### WHAT YOU ARE ASKED TO DO
Check each line of the records below for the word "ylabel" and copy those where it appears.

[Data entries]
▼
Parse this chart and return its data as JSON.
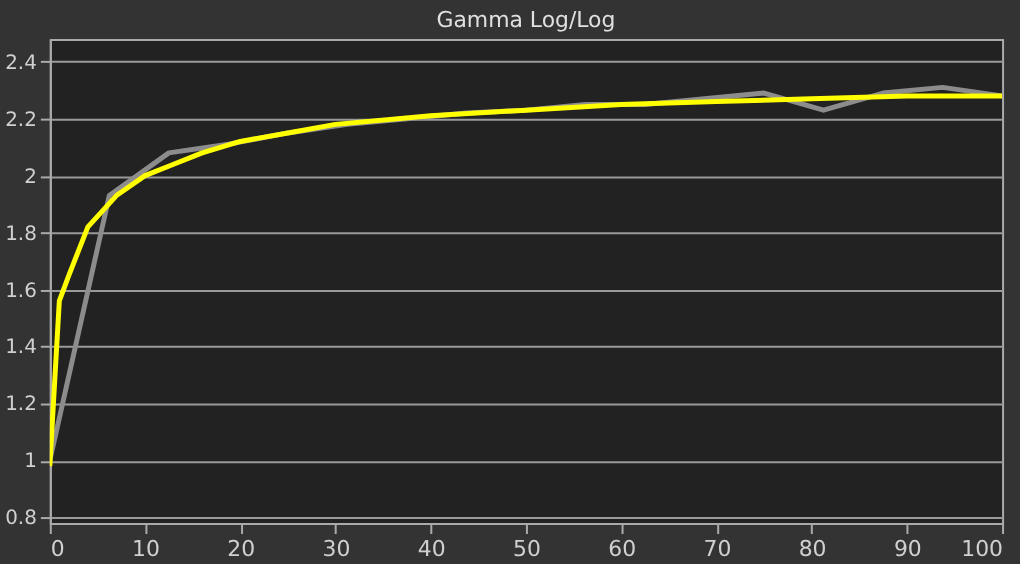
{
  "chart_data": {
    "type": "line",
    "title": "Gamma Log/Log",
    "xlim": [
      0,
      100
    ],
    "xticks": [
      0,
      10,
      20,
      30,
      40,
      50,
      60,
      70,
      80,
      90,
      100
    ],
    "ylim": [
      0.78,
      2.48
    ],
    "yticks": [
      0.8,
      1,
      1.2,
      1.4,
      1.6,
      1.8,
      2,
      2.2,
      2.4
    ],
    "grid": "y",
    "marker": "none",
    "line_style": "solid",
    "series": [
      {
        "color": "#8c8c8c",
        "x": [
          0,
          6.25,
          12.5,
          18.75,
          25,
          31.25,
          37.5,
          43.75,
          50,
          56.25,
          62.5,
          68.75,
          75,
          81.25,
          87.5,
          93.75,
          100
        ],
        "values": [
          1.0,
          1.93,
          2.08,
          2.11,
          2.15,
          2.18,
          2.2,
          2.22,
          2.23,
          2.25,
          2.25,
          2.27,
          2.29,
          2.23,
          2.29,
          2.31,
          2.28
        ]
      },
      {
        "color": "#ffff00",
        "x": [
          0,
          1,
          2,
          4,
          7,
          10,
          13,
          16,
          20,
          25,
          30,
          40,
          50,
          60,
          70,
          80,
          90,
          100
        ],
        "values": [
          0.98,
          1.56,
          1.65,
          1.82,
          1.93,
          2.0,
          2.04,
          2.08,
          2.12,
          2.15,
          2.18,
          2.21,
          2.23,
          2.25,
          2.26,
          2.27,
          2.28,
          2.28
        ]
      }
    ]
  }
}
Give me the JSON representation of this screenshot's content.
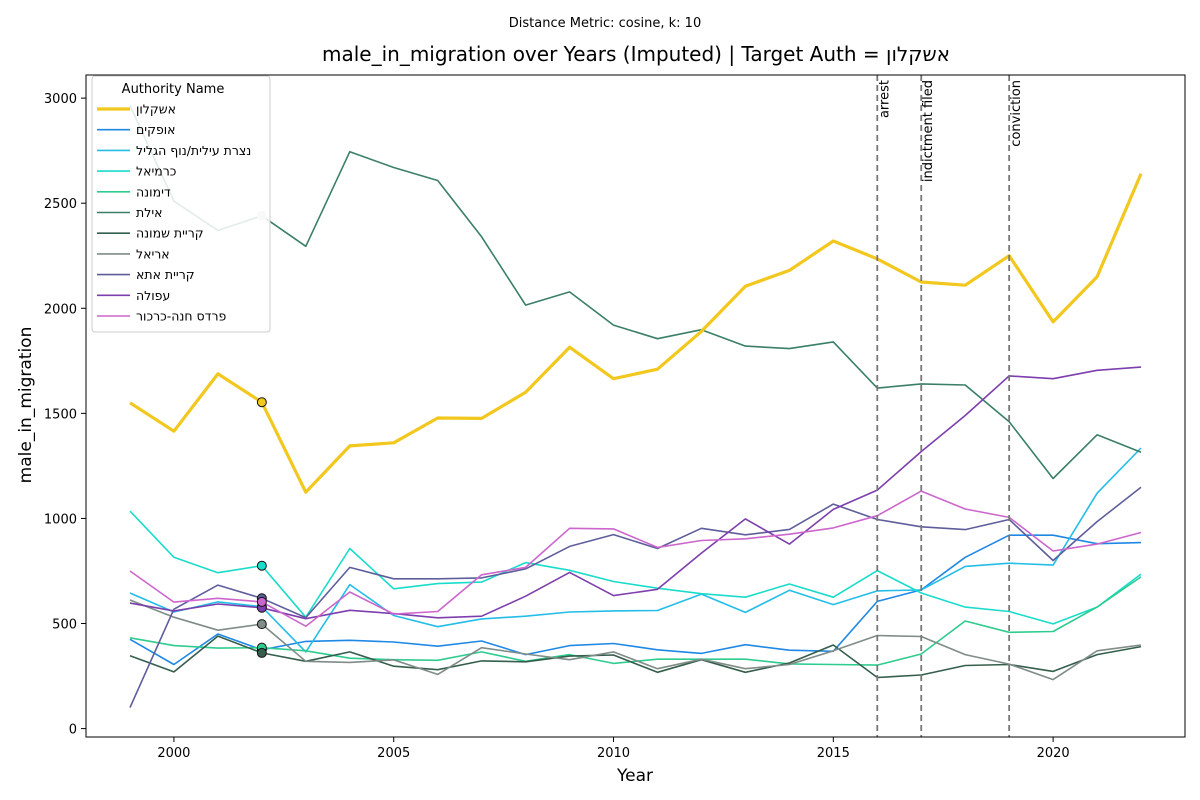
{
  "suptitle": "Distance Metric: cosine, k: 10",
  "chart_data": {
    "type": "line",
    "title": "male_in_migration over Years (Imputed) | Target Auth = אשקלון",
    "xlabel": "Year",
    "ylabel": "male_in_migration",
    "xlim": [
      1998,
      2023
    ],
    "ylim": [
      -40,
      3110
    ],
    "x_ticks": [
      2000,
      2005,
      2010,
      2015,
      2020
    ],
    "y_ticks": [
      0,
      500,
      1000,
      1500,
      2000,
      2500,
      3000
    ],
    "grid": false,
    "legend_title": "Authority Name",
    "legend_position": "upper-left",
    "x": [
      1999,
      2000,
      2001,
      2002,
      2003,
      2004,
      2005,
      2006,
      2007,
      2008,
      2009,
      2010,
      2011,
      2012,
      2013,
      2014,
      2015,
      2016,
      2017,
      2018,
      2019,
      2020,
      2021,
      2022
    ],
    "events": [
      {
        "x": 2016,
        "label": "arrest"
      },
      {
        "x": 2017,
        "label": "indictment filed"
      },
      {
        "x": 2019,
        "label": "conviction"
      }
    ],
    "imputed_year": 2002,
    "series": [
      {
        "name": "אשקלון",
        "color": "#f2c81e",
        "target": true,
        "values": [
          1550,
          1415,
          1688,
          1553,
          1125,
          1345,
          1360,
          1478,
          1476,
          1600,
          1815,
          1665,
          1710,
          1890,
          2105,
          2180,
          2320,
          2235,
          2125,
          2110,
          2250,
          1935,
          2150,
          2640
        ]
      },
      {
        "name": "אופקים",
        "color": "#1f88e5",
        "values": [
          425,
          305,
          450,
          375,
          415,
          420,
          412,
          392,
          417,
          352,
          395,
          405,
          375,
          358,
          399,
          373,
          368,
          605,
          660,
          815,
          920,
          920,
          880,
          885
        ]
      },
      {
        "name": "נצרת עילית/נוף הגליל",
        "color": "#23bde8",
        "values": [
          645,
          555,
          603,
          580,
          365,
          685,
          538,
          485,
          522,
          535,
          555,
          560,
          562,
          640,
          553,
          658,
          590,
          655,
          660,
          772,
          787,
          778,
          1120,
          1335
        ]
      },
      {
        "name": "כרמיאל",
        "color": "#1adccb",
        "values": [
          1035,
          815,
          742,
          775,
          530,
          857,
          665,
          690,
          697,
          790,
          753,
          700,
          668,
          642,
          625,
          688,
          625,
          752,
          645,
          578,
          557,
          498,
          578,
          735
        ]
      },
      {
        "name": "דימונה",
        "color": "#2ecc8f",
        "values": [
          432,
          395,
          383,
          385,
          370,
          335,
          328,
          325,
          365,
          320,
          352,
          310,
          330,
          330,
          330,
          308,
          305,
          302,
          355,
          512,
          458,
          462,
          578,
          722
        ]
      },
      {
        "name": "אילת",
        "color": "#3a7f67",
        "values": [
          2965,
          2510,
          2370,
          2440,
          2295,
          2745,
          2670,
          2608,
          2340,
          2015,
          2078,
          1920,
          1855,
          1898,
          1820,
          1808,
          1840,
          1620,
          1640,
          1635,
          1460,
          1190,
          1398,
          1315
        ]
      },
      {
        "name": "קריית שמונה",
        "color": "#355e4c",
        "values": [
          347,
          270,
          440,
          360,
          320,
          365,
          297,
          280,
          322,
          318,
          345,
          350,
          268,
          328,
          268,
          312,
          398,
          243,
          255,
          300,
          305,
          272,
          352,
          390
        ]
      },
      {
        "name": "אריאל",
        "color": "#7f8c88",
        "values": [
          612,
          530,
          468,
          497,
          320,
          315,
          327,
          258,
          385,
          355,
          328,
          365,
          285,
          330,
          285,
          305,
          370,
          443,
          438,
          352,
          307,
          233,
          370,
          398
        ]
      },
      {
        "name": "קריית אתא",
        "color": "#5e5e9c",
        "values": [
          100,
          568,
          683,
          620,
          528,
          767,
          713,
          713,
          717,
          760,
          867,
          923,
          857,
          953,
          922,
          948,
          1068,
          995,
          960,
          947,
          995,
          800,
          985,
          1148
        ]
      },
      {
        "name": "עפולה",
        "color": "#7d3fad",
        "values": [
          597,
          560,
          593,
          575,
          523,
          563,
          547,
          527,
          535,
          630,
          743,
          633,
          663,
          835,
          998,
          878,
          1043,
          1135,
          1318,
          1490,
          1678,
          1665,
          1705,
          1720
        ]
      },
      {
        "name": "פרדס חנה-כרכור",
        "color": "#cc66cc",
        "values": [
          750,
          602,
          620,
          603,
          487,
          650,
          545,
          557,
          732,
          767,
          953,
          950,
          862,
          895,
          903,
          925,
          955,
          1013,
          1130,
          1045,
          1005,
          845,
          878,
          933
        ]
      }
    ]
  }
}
▲
▼
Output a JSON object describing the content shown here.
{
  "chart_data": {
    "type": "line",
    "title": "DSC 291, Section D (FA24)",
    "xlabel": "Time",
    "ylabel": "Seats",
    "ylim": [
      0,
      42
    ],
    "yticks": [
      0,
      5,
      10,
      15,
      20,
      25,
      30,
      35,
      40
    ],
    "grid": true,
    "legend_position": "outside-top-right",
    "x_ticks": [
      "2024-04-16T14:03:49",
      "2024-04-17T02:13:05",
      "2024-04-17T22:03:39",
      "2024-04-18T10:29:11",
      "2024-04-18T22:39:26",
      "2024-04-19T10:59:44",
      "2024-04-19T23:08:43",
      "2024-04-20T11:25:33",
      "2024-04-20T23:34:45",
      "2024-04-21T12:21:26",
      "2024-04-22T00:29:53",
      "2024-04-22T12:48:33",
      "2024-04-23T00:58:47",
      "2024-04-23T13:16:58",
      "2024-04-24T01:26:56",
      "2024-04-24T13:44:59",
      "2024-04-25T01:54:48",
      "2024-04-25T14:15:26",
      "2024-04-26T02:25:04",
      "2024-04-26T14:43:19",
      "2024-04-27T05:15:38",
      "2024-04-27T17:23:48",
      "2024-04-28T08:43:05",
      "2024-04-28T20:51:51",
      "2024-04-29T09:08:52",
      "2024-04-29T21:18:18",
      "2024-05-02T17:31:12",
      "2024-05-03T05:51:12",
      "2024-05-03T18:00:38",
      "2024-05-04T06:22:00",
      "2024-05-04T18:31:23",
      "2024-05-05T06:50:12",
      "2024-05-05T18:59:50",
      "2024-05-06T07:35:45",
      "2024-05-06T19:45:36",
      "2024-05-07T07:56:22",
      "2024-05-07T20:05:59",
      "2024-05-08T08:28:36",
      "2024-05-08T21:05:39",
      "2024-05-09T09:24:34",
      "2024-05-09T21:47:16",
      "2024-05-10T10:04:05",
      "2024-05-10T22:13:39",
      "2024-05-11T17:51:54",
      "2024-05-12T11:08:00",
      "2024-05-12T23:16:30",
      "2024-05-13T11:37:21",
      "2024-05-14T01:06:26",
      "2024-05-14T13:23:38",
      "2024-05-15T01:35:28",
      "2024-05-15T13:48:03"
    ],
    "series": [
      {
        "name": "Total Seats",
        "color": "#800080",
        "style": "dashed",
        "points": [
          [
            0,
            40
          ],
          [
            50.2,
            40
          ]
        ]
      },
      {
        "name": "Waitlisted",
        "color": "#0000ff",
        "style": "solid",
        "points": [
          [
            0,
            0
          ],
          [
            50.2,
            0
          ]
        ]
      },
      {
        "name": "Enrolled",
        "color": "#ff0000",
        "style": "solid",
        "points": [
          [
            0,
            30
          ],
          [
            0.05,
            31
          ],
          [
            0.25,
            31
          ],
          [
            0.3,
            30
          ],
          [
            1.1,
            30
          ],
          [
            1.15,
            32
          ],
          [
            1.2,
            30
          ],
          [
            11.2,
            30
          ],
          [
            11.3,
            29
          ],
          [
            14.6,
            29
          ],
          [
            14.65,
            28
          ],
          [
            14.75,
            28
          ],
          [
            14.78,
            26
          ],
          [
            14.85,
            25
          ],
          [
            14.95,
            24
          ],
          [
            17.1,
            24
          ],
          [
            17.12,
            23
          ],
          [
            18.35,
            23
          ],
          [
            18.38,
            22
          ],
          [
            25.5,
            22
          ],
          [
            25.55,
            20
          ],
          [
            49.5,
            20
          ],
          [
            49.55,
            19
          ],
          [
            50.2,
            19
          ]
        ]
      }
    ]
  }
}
▲
### THE RESPONSE
    "ylabel": "male_in_migration",
    "ylabel": "Seats",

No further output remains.